• [PROBLEM DESCRIPTION]
In this material, which lines include the string "stained"? Show them.

• [EXTRACTED RECORDS]

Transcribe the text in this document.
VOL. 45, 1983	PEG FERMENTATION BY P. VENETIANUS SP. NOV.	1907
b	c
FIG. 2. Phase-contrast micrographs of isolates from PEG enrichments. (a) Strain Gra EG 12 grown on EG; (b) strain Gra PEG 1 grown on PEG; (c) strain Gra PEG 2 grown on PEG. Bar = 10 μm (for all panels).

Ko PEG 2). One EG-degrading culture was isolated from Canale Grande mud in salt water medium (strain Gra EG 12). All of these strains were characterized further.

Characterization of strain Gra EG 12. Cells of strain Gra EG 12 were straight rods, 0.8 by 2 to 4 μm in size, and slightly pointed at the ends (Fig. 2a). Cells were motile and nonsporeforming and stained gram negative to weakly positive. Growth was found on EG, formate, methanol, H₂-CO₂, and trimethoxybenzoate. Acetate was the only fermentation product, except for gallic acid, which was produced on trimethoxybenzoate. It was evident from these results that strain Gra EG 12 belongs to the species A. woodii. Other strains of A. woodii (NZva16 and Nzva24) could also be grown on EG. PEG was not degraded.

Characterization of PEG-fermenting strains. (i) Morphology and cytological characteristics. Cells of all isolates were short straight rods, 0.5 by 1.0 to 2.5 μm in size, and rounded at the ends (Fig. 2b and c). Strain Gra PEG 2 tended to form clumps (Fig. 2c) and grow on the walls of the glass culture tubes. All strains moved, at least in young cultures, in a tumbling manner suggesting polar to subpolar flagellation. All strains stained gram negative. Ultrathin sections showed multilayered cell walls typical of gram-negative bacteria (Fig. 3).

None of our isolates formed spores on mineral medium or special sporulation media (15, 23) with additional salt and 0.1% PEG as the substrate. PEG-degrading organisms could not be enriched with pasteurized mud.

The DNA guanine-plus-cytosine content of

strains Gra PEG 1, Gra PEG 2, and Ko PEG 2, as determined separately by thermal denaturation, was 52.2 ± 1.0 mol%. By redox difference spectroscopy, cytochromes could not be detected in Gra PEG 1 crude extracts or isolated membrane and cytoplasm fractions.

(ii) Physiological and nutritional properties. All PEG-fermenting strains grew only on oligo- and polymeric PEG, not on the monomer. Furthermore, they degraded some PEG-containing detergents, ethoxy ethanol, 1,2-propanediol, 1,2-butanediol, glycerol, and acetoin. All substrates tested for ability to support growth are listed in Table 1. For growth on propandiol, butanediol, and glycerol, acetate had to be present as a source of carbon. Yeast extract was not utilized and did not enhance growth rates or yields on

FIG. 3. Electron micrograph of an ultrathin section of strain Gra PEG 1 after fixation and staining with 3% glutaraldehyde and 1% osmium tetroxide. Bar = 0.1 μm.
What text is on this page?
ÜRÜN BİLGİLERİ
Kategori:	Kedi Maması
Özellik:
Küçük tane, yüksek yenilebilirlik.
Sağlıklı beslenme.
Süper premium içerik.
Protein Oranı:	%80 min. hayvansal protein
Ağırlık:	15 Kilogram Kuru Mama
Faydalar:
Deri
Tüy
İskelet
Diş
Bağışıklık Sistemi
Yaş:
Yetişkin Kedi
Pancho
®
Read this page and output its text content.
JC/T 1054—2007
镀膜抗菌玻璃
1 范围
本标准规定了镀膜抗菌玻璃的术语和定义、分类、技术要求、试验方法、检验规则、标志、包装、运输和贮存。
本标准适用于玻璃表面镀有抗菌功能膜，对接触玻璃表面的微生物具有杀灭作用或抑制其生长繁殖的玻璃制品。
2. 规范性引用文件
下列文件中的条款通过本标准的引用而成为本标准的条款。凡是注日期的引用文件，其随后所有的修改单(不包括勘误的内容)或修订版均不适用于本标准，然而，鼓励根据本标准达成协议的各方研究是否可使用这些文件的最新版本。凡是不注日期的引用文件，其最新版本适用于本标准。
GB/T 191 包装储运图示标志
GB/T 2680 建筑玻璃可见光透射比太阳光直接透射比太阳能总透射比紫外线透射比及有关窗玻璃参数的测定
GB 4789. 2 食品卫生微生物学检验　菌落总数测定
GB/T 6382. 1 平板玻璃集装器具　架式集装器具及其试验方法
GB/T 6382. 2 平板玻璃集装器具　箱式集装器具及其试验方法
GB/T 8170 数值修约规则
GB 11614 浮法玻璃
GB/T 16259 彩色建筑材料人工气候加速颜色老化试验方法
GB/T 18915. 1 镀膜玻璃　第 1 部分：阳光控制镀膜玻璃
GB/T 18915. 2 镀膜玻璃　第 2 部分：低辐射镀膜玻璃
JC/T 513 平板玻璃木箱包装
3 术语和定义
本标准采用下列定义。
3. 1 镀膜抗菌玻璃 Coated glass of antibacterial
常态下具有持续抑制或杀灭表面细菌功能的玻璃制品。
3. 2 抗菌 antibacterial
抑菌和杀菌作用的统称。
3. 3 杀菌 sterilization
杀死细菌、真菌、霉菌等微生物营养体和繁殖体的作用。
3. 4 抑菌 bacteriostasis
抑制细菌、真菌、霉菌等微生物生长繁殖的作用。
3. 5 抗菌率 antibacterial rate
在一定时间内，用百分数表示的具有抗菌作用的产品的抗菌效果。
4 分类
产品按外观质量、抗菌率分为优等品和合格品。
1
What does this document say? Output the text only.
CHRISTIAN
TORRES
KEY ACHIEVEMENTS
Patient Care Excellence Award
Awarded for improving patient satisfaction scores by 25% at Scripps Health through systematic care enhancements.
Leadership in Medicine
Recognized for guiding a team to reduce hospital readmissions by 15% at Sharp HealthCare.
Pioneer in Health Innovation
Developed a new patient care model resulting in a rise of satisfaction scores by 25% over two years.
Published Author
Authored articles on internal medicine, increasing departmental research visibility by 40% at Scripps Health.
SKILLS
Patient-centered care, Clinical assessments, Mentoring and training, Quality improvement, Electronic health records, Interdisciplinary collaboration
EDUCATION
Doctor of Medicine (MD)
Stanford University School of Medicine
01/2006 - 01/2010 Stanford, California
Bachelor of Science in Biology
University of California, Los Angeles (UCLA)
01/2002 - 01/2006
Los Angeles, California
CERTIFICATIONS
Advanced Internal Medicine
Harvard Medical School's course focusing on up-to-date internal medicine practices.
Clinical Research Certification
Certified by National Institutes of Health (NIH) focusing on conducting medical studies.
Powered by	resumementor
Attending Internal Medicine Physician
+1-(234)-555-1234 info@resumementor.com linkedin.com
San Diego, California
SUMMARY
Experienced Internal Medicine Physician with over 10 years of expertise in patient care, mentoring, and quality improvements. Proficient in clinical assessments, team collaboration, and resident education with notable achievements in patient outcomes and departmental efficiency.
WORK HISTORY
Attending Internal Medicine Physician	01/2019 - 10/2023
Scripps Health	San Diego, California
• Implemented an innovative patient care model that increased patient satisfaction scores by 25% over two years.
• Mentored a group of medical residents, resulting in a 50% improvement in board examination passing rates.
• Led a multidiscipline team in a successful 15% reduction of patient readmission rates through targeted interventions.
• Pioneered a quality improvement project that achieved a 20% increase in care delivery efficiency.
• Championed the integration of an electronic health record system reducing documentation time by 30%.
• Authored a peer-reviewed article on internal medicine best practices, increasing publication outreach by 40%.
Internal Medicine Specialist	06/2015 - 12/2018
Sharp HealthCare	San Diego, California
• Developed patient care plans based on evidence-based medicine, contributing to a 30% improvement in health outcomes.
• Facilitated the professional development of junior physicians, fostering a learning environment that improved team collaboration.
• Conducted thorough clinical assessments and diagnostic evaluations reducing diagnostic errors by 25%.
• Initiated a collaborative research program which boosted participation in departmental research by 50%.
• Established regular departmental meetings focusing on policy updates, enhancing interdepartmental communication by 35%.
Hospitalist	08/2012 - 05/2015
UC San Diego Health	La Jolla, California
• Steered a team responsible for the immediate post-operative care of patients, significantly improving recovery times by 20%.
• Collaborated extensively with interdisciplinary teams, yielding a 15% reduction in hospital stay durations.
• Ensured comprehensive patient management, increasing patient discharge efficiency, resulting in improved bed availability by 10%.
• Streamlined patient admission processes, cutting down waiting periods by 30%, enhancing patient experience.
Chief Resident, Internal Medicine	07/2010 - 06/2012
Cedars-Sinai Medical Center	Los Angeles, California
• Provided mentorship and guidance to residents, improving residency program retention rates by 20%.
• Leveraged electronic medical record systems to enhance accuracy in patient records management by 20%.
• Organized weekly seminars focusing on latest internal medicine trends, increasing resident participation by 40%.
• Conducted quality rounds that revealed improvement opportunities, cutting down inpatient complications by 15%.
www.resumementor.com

• [EXERCISE OUTPUT]
Characterization of strain Gra EG 12. Cells of strain Gra EG 12 were straight rods, 0.8 by 2 to 4 μm in size, and slightly pointed at the ends (Fig. 2a). Cells were motile and nonsporeforming and stained gram negative to weakly positive. Growth was found on EG, formate, methanol, H₂-CO₂, and trimethoxybenzoate. Acetate was the only fermentation product, except for gallic acid, which was produced on trimethoxybenzoate. It was evident from these results that strain Gra EG 12 belongs to the species A. woodii. Other strains of A. woodii (NZva16 and Nzva24) could also be grown on EG. PEG was not degraded.
Characterization of PEG-fermenting strains. (i) Morphology and cytological characteristics. Cells of all isolates were short straight rods, 0.5 by 1.0 to 2.5 μm in size, and rounded at the ends (Fig. 2b and c). Strain Gra PEG 2 tended to form clumps (Fig. 2c) and grow on the walls of the glass culture tubes. All strains moved, at least in young cultures, in a tumbling manner suggesting polar to subpolar flagellation. All strains stained gram negative. Ultrathin sections showed multilayered cell walls typical of gram-negative bacteria (Fig. 3).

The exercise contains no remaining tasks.